AIM OF THE TASK: Present the data once more in exactly its original form.

ENTRIES:
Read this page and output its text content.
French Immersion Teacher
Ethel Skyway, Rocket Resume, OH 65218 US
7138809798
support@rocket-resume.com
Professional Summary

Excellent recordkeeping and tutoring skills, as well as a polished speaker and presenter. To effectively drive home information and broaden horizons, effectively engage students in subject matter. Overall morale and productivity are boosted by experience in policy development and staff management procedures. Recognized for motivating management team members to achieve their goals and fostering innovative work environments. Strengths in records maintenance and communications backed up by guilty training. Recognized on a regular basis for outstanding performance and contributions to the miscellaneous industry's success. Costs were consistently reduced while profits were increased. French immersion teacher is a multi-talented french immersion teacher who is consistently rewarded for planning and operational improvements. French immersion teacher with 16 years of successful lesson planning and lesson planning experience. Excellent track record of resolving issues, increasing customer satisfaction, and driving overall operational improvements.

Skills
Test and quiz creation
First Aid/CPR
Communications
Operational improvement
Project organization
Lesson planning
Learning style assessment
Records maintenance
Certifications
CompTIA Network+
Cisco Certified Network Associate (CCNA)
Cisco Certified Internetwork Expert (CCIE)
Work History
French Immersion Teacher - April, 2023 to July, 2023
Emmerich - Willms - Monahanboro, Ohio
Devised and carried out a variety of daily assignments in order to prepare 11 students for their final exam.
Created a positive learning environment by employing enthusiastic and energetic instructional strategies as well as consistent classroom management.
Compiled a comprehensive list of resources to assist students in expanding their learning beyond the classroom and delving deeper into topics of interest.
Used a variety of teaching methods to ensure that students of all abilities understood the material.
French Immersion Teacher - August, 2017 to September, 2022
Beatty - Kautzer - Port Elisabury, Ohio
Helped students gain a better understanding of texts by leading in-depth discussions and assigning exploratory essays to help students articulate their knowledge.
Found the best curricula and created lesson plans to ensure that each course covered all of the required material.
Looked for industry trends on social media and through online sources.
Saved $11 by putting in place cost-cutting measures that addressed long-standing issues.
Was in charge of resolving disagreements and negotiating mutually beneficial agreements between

COMPLETED TASK:
Read this page and output its text content.
French Immersion Teacher
Ethel Skyway, Rocket Resume, OH 65218 US
7138809798
support@rocket-resume.com
Professional Summary

Excellent recordkeeping and tutoring skills, as well as a polished speaker and presenter. To effectively drive home information and broaden horizons, effectively engage students in subject matter. Overall morale and productivity are boosted by experience in policy development and staff management procedures. Recognized for motivating management team members to achieve their goals and fostering innovative work environments. Strengths in records maintenance and communications backed up by guilty training. Recognized on a regular basis for outstanding performance and contributions to the miscellaneous industry's success. Costs were consistently reduced while profits were increased. French immersion teacher is a multi-talented french immersion teacher who is consistently rewarded for planning and operational improvements. French immersion teacher with 16 years of successful lesson planning and lesson planning experience. Excellent track record of resolving issues, increasing customer satisfaction, and driving overall operational improvements.

Skills
Test and quiz creation
First Aid/CPR
Communications
Operational improvement
Project organization
Lesson planning
Learning style assessment
Records maintenance
Certifications
CompTIA Network+
Cisco Certified Network Associate (CCNA)
Cisco Certified Internetwork Expert (CCIE)
Work History
French Immersion Teacher - April, 2023 to July, 2023
Emmerich - Willms - Monahanboro, Ohio
Devised and carried out a variety of daily assignments in order to prepare 11 students for their final exam.
Created a positive learning environment by employing enthusiastic and energetic instructional strategies as well as consistent classroom management.
Compiled a comprehensive list of resources to assist students in expanding their learning beyond the classroom and delving deeper into topics of interest.
Used a variety of teaching methods to ensure that students of all abilities understood the material.
French Immersion Teacher - August, 2017 to September, 2022
Beatty - Kautzer - Port Elisabury, Ohio
Helped students gain a better understanding of texts by leading in-depth discussions and assigning exploratory essays to help students articulate their knowledge.
Found the best curricula and created lesson plans to ensure that each course covered all of the required material.
Looked for industry trends on social media and through online sources.
Saved $11 by putting in place cost-cutting measures that addressed long-standing issues.
Was in charge of resolving disagreements and negotiating mutually beneficial agreements between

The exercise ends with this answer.